— begin Source records —
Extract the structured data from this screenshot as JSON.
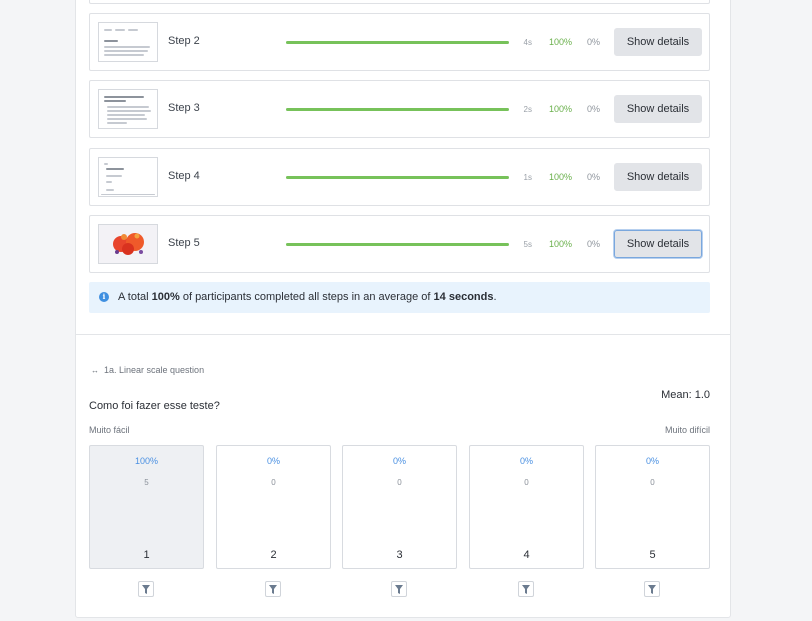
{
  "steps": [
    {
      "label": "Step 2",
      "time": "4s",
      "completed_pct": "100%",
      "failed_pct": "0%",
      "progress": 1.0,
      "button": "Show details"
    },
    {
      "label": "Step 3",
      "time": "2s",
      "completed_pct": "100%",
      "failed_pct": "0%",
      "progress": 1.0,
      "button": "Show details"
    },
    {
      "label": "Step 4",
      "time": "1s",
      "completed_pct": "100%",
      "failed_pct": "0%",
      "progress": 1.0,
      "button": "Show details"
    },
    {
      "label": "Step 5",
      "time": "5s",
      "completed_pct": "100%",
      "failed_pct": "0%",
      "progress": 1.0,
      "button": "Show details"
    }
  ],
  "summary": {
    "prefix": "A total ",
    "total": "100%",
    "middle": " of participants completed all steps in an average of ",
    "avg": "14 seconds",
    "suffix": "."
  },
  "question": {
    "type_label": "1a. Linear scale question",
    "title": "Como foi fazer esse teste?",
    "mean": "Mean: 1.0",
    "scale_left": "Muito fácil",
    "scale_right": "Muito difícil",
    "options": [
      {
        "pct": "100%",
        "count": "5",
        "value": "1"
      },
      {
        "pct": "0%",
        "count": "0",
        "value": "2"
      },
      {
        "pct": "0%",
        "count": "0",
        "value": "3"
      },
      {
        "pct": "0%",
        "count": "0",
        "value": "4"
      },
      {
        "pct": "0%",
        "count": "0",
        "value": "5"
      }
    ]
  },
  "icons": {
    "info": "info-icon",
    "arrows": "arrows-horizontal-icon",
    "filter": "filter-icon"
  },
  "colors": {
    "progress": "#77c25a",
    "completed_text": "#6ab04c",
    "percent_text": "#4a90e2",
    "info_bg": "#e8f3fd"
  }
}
— end Source records —
▶ [Written exercise]: Write out the entries above verbatim; the pictures do not belong in your copy.

▶ [Reply]:
Extract the structured data from this screenshot as JSON.
{
  "steps": [
    {
      "label": "Step 2",
      "time": "4s",
      "completed_pct": "100%",
      "failed_pct": "0%",
      "progress": 1.0,
      "button": "Show details"
    },
    {
      "label": "Step 3",
      "time": "2s",
      "completed_pct": "100%",
      "failed_pct": "0%",
      "progress": 1.0,
      "button": "Show details"
    },
    {
      "label": "Step 4",
      "time": "1s",
      "completed_pct": "100%",
      "failed_pct": "0%",
      "progress": 1.0,
      "button": "Show details"
    },
    {
      "label": "Step 5",
      "time": "5s",
      "completed_pct": "100%",
      "failed_pct": "0%",
      "progress": 1.0,
      "button": "Show details"
    }
  ],
  "summary": {
    "prefix": "A total ",
    "total": "100%",
    "middle": " of participants completed all steps in an average of ",
    "avg": "14 seconds",
    "suffix": "."
  },
  "question": {
    "type_label": "1a. Linear scale question",
    "title": "Como foi fazer esse teste?",
    "mean": "Mean: 1.0",
    "scale_left": "Muito fácil",
    "scale_right": "Muito difícil",
    "options": [
      {
        "pct": "100%",
        "count": "5",
        "value": "1"
      },
      {
        "pct": "0%",
        "count": "0",
        "value": "2"
      },
      {
        "pct": "0%",
        "count": "0",
        "value": "3"
      },
      {
        "pct": "0%",
        "count": "0",
        "value": "4"
      },
      {
        "pct": "0%",
        "count": "0",
        "value": "5"
      }
    ]
  },
  "icons": {
    "info": "info-icon",
    "arrows": "arrows-horizontal-icon",
    "filter": "filter-icon"
  },
  "colors": {
    "progress": "#77c25a",
    "completed_text": "#6ab04c",
    "percent_text": "#4a90e2",
    "info_bg": "#e8f3fd"
  }
}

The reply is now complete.